--- start TASK DATA ---

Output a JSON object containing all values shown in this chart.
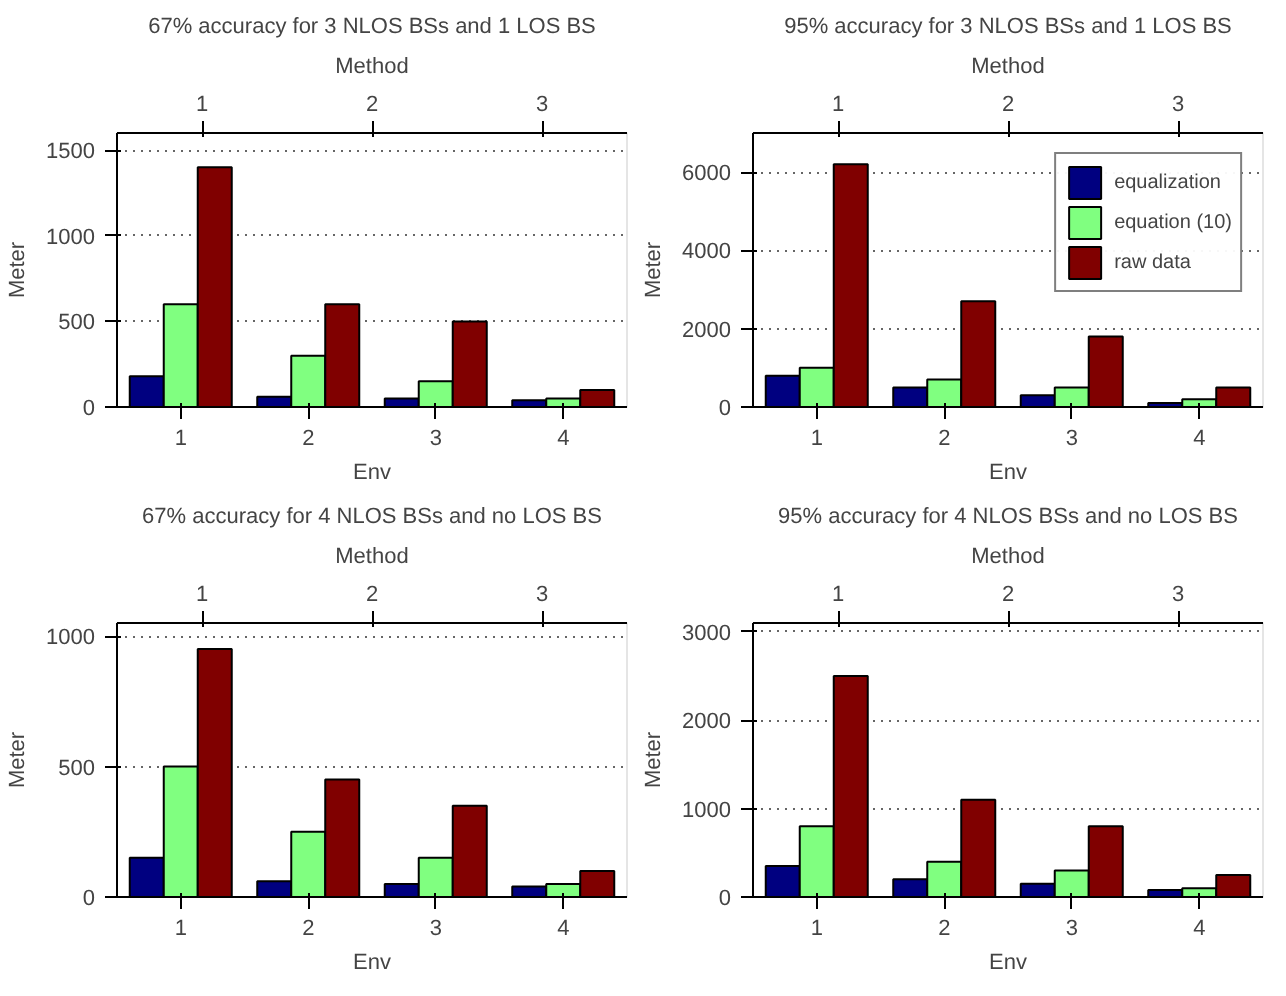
{
  "chart_data": [
    {
      "type": "bar",
      "title": "67% accuracy for 3 NLOS BSs and 1 LOS BS",
      "xlabel": "Env",
      "ylabel": "Meter",
      "x2label": "Method",
      "x2lim": [
        0.5,
        3.5
      ],
      "x2ticks": [
        1,
        2,
        3
      ],
      "categories": [
        "1",
        "2",
        "3",
        "4"
      ],
      "ylim": [
        0,
        1600
      ],
      "yticks": [
        0,
        500,
        1000,
        1500
      ],
      "grid": "y",
      "series": [
        {
          "color": "#000080",
          "values": [
            180,
            60,
            50,
            40
          ]
        },
        {
          "color": "#80ff80",
          "values": [
            600,
            300,
            150,
            50
          ]
        },
        {
          "color": "#800000",
          "values": [
            1400,
            600,
            500,
            100
          ]
        }
      ]
    },
    {
      "type": "bar",
      "title": "95% accuracy for 3 NLOS BSs and 1 LOS BS",
      "xlabel": "Env",
      "ylabel": "Meter",
      "x2label": "Method",
      "x2lim": [
        0.5,
        3.5
      ],
      "x2ticks": [
        1,
        2,
        3
      ],
      "categories": [
        "1",
        "2",
        "3",
        "4"
      ],
      "ylim": [
        0,
        7000
      ],
      "yticks": [
        0,
        2000,
        4000,
        6000
      ],
      "grid": "y",
      "legend": "top right",
      "series": [
        {
          "name": "equalization",
          "color": "#000080",
          "values": [
            800,
            500,
            300,
            100
          ]
        },
        {
          "name": "equation (10)",
          "color": "#80ff80",
          "values": [
            1000,
            700,
            500,
            200
          ]
        },
        {
          "name": "raw data",
          "color": "#800000",
          "values": [
            6200,
            2700,
            1800,
            500
          ]
        }
      ]
    },
    {
      "type": "bar",
      "title": "67% accuracy for 4 NLOS BSs and no LOS BS",
      "xlabel": "Env",
      "ylabel": "Meter",
      "x2label": "Method",
      "x2lim": [
        0.5,
        3.5
      ],
      "x2ticks": [
        1,
        2,
        3
      ],
      "categories": [
        "1",
        "2",
        "3",
        "4"
      ],
      "ylim": [
        0,
        1050
      ],
      "yticks": [
        0,
        500,
        1000
      ],
      "grid": "y",
      "series": [
        {
          "color": "#000080",
          "values": [
            150,
            60,
            50,
            40
          ]
        },
        {
          "color": "#80ff80",
          "values": [
            500,
            250,
            150,
            50
          ]
        },
        {
          "color": "#800000",
          "values": [
            950,
            450,
            350,
            100
          ]
        }
      ]
    },
    {
      "type": "bar",
      "title": "95% accuracy for 4 NLOS BSs and no LOS BS",
      "xlabel": "Env",
      "ylabel": "Meter",
      "x2label": "Method",
      "x2lim": [
        0.5,
        3.5
      ],
      "x2ticks": [
        1,
        2,
        3
      ],
      "categories": [
        "1",
        "2",
        "3",
        "4"
      ],
      "ylim": [
        0,
        3100
      ],
      "yticks": [
        0,
        1000,
        2000,
        3000
      ],
      "grid": "y",
      "series": [
        {
          "color": "#000080",
          "values": [
            350,
            200,
            150,
            80
          ]
        },
        {
          "color": "#80ff80",
          "values": [
            800,
            400,
            300,
            100
          ]
        },
        {
          "color": "#800000",
          "values": [
            2500,
            1100,
            800,
            250
          ]
        }
      ]
    }
  ]
}
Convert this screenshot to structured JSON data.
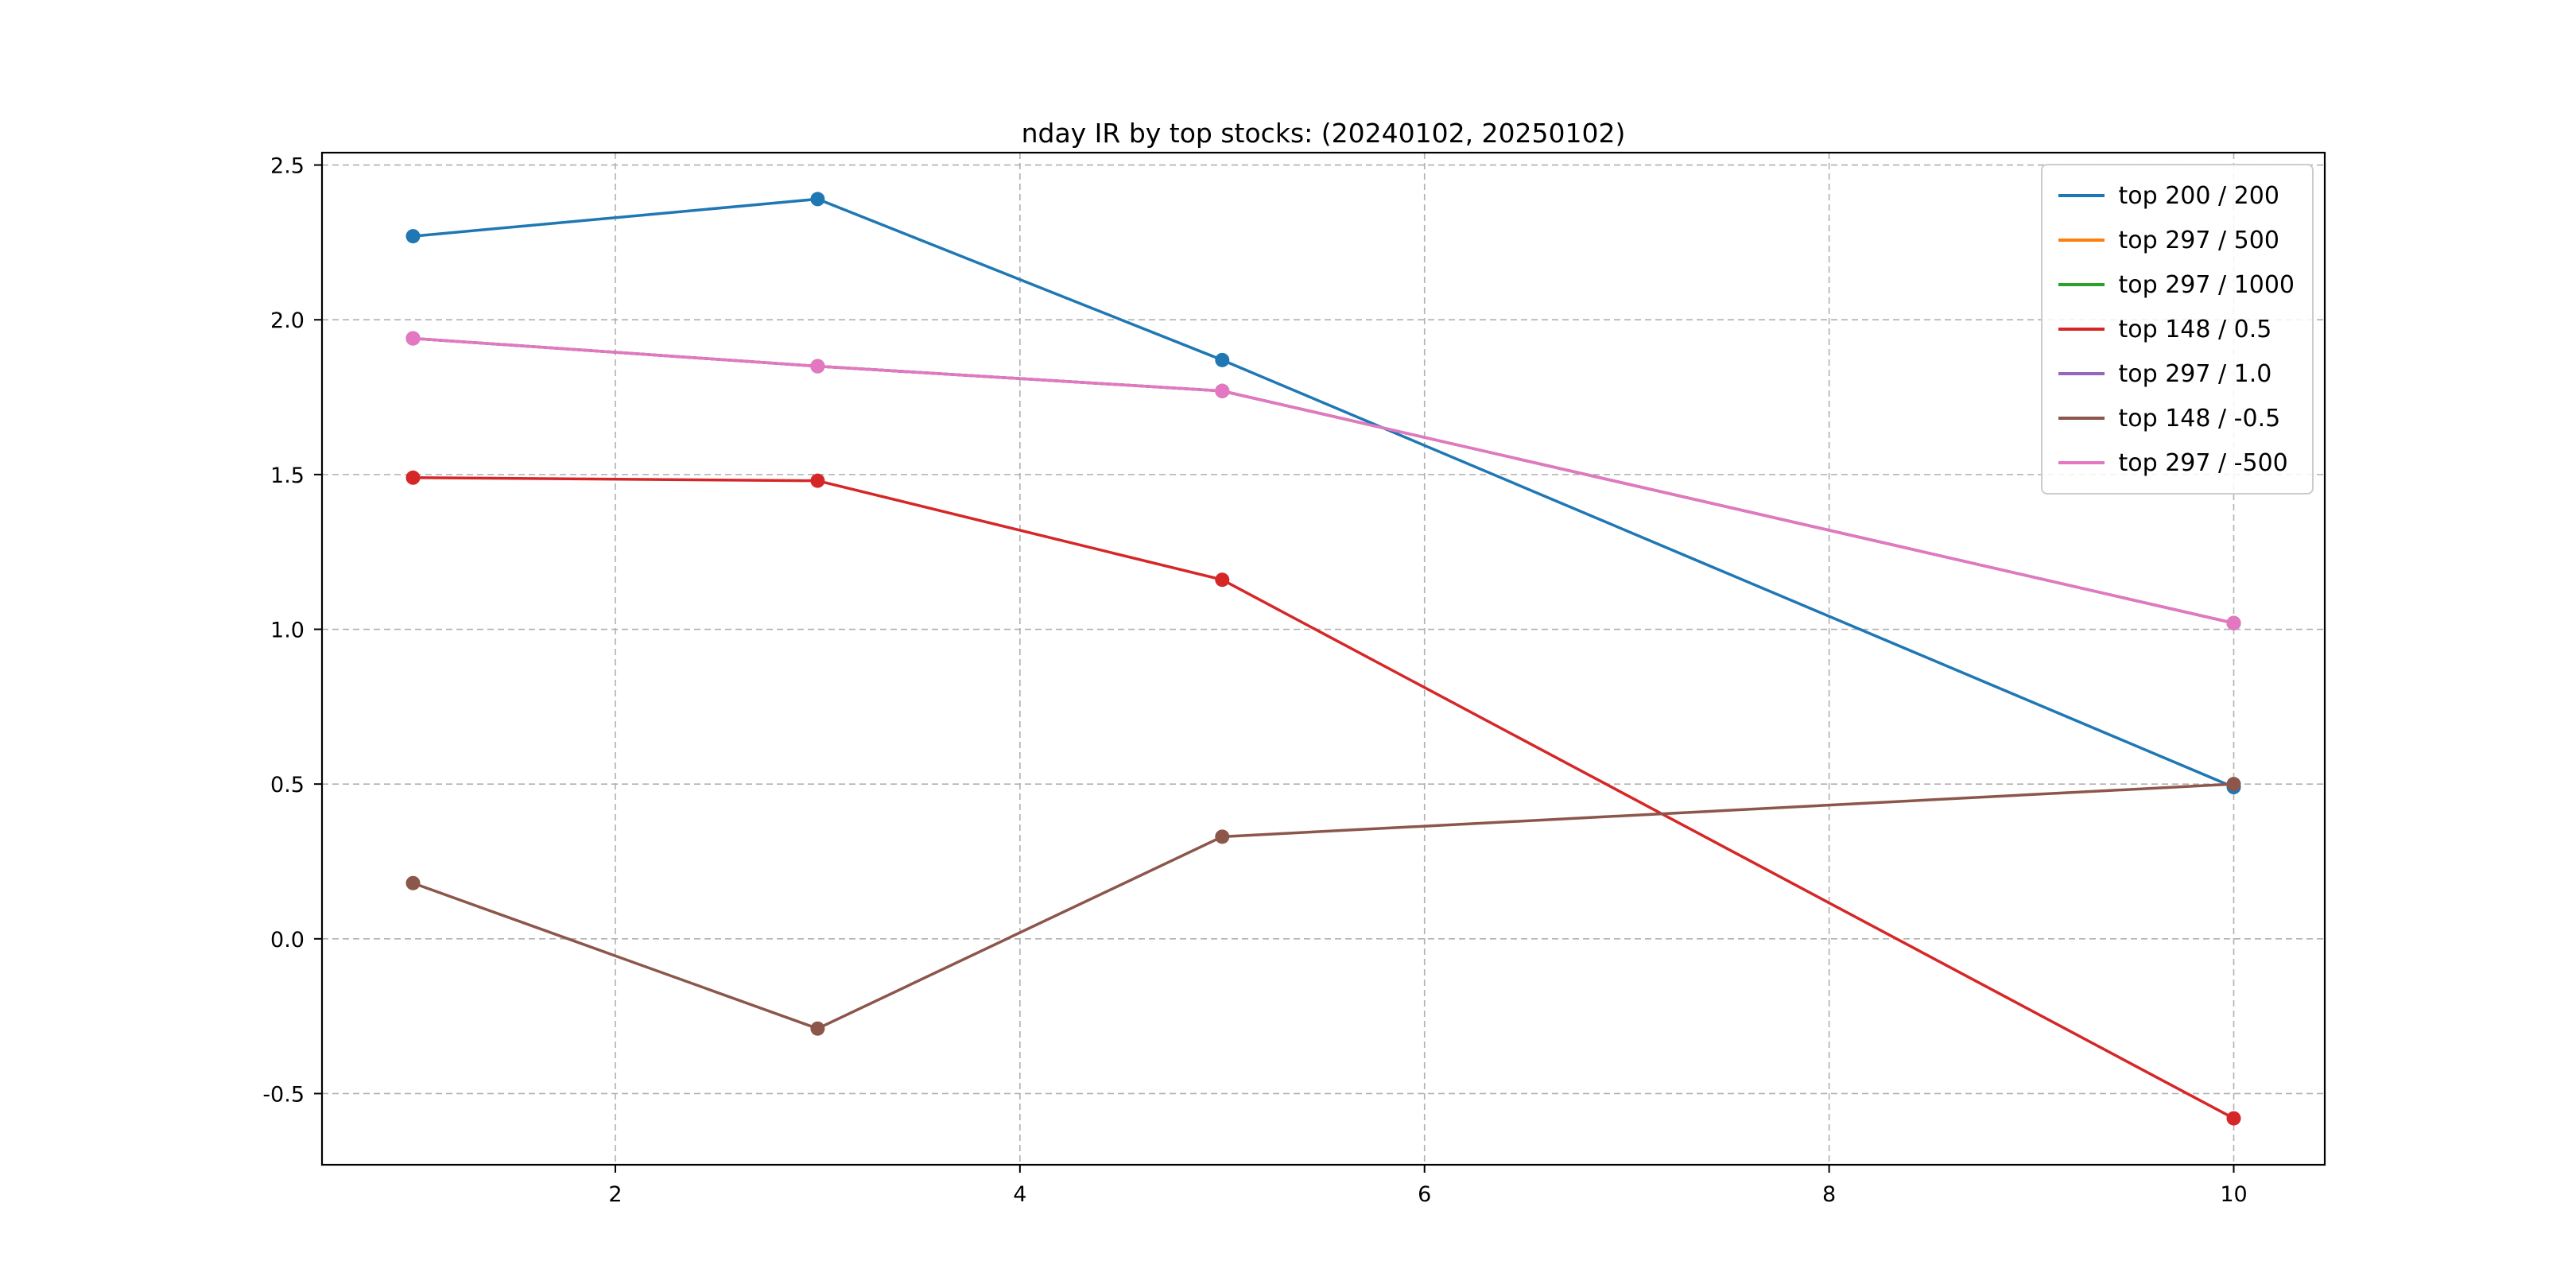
{
  "chart_data": {
    "type": "line",
    "title": "nday IR by top stocks: (20240102, 20250102)",
    "x": [
      1,
      3,
      5,
      10
    ],
    "series": [
      {
        "name": "top 200 / 200",
        "color": "#1f77b4",
        "values": [
          2.27,
          2.39,
          1.87,
          0.49
        ]
      },
      {
        "name": "top 297 / 500",
        "color": "#ff7f0e",
        "values": [
          1.94,
          1.85,
          1.77,
          1.02
        ]
      },
      {
        "name": "top 297 / 1000",
        "color": "#2ca02c",
        "values": [
          1.94,
          1.85,
          1.77,
          1.02
        ]
      },
      {
        "name": "top 148 / 0.5",
        "color": "#d62728",
        "values": [
          1.49,
          1.48,
          1.16,
          -0.58
        ]
      },
      {
        "name": "top 297 / 1.0",
        "color": "#9467bd",
        "values": [
          1.94,
          1.85,
          1.77,
          1.02
        ]
      },
      {
        "name": "top 148 / -0.5",
        "color": "#8c564b",
        "values": [
          0.18,
          -0.29,
          0.33,
          0.5
        ]
      },
      {
        "name": "top 297 / -500",
        "color": "#e377c2",
        "values": [
          1.94,
          1.85,
          1.77,
          1.02
        ]
      }
    ],
    "xlim": [
      0.55,
      10.45
    ],
    "ylim": [
      -0.73,
      2.54
    ],
    "x_ticks": [
      2,
      4,
      6,
      8,
      10
    ],
    "x_tick_labels": [
      "2",
      "4",
      "6",
      "8",
      "10"
    ],
    "y_ticks": [
      -0.5,
      0.0,
      0.5,
      1.0,
      1.5,
      2.0,
      2.5
    ],
    "y_tick_labels": [
      "-0.5",
      "0.0",
      "0.5",
      "1.0",
      "1.5",
      "2.0",
      "2.5"
    ],
    "grid": true,
    "grid_color": "#b0b0b0",
    "frame_color": "#000000",
    "legend_position": "upper right"
  }
}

--- end TASK DATA ---

◆ REQUIRED WORK ◆
Output the lines above in full and exactly as given, omitting any pictures.

◆ OUTPUT ◆
Output a JSON object containing all values shown in this chart.
{
  "chart_data": [
    {
      "type": "bar",
      "title": "67% accuracy for 3 NLOS BSs and 1 LOS BS",
      "xlabel": "Env",
      "ylabel": "Meter",
      "x2label": "Method",
      "x2lim": [
        0.5,
        3.5
      ],
      "x2ticks": [
        1,
        2,
        3
      ],
      "categories": [
        "1",
        "2",
        "3",
        "4"
      ],
      "ylim": [
        0,
        1600
      ],
      "yticks": [
        0,
        500,
        1000,
        1500
      ],
      "grid": "y",
      "series": [
        {
          "color": "#000080",
          "values": [
            180,
            60,
            50,
            40
          ]
        },
        {
          "color": "#80ff80",
          "values": [
            600,
            300,
            150,
            50
          ]
        },
        {
          "color": "#800000",
          "values": [
            1400,
            600,
            500,
            100
          ]
        }
      ]
    },
    {
      "type": "bar",
      "title": "95% accuracy for 3 NLOS BSs and 1 LOS BS",
      "xlabel": "Env",
      "ylabel": "Meter",
      "x2label": "Method",
      "x2lim": [
        0.5,
        3.5
      ],
      "x2ticks": [
        1,
        2,
        3
      ],
      "categories": [
        "1",
        "2",
        "3",
        "4"
      ],
      "ylim": [
        0,
        7000
      ],
      "yticks": [
        0,
        2000,
        4000,
        6000
      ],
      "grid": "y",
      "legend": "top right",
      "series": [
        {
          "name": "equalization",
          "color": "#000080",
          "values": [
            800,
            500,
            300,
            100
          ]
        },
        {
          "name": "equation (10)",
          "color": "#80ff80",
          "values": [
            1000,
            700,
            500,
            200
          ]
        },
        {
          "name": "raw data",
          "color": "#800000",
          "values": [
            6200,
            2700,
            1800,
            500
          ]
        }
      ]
    },
    {
      "type": "bar",
      "title": "67% accuracy for 4 NLOS BSs and no LOS BS",
      "xlabel": "Env",
      "ylabel": "Meter",
      "x2label": "Method",
      "x2lim": [
        0.5,
        3.5
      ],
      "x2ticks": [
        1,
        2,
        3
      ],
      "categories": [
        "1",
        "2",
        "3",
        "4"
      ],
      "ylim": [
        0,
        1050
      ],
      "yticks": [
        0,
        500,
        1000
      ],
      "grid": "y",
      "series": [
        {
          "color": "#000080",
          "values": [
            150,
            60,
            50,
            40
          ]
        },
        {
          "color": "#80ff80",
          "values": [
            500,
            250,
            150,
            50
          ]
        },
        {
          "color": "#800000",
          "values": [
            950,
            450,
            350,
            100
          ]
        }
      ]
    },
    {
      "type": "bar",
      "title": "95% accuracy for 4 NLOS BSs and no LOS BS",
      "xlabel": "Env",
      "ylabel": "Meter",
      "x2label": "Method",
      "x2lim": [
        0.5,
        3.5
      ],
      "x2ticks": [
        1,
        2,
        3
      ],
      "categories": [
        "1",
        "2",
        "3",
        "4"
      ],
      "ylim": [
        0,
        3100
      ],
      "yticks": [
        0,
        1000,
        2000,
        3000
      ],
      "grid": "y",
      "series": [
        {
          "color": "#000080",
          "values": [
            350,
            200,
            150,
            80
          ]
        },
        {
          "color": "#80ff80",
          "values": [
            800,
            400,
            300,
            100
          ]
        },
        {
          "color": "#800000",
          "values": [
            2500,
            1100,
            800,
            250
          ]
        }
      ]
    }
  ]
}
Convert this screenshot to structured JSON data.
{
  "chart_data": {
    "type": "line",
    "title": "nday IR by top stocks: (20240102, 20250102)",
    "x": [
      1,
      3,
      5,
      10
    ],
    "series": [
      {
        "name": "top 200 / 200",
        "color": "#1f77b4",
        "values": [
          2.27,
          2.39,
          1.87,
          0.49
        ]
      },
      {
        "name": "top 297 / 500",
        "color": "#ff7f0e",
        "values": [
          1.94,
          1.85,
          1.77,
          1.02
        ]
      },
      {
        "name": "top 297 / 1000",
        "color": "#2ca02c",
        "values": [
          1.94,
          1.85,
          1.77,
          1.02
        ]
      },
      {
        "name": "top 148 / 0.5",
        "color": "#d62728",
        "values": [
          1.49,
          1.48,
          1.16,
          -0.58
        ]
      },
      {
        "name": "top 297 / 1.0",
        "color": "#9467bd",
        "values": [
          1.94,
          1.85,
          1.77,
          1.02
        ]
      },
      {
        "name": "top 148 / -0.5",
        "color": "#8c564b",
        "values": [
          0.18,
          -0.29,
          0.33,
          0.5
        ]
      },
      {
        "name": "top 297 / -500",
        "color": "#e377c2",
        "values": [
          1.94,
          1.85,
          1.77,
          1.02
        ]
      }
    ],
    "xlim": [
      0.55,
      10.45
    ],
    "ylim": [
      -0.73,
      2.54
    ],
    "x_ticks": [
      2,
      4,
      6,
      8,
      10
    ],
    "x_tick_labels": [
      "2",
      "4",
      "6",
      "8",
      "10"
    ],
    "y_ticks": [
      -0.5,
      0.0,
      0.5,
      1.0,
      1.5,
      2.0,
      2.5
    ],
    "y_tick_labels": [
      "-0.5",
      "0.0",
      "0.5",
      "1.0",
      "1.5",
      "2.0",
      "2.5"
    ],
    "grid": true,
    "grid_color": "#b0b0b0",
    "frame_color": "#000000",
    "legend_position": "upper right"
  }
}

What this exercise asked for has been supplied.